# What is required
Below are some entries; can you quote all of them exactly?

# Collected data
────────────────

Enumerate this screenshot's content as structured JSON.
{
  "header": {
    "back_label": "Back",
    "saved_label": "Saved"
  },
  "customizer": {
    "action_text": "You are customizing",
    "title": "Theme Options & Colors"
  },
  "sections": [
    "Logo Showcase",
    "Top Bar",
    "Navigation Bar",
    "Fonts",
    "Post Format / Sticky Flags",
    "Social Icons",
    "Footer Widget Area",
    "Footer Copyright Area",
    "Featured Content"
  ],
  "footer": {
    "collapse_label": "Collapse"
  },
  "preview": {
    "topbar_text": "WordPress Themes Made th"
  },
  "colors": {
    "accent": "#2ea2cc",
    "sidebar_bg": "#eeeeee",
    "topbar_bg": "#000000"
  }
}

────────────────

# Completed exercise
Enumerate this screenshot's content as structured JSON.
{
  "header": {
    "back_label": "Back",
    "saved_label": "Saved"
  },
  "customizer": {
    "action_text": "You are customizing",
    "title": "Theme Options & Colors"
  },
  "sections": [
    "Logo Showcase",
    "Top Bar",
    "Navigation Bar",
    "Fonts",
    "Post Format / Sticky Flags",
    "Social Icons",
    "Footer Widget Area",
    "Footer Copyright Area",
    "Featured Content"
  ],
  "footer": {
    "collapse_label": "Collapse"
  },
  "preview": {
    "topbar_text": "WordPress Themes Made th"
  },
  "colors": {
    "accent": "#2ea2cc",
    "sidebar_bg": "#eeeeee",
    "topbar_bg": "#000000"
  }
}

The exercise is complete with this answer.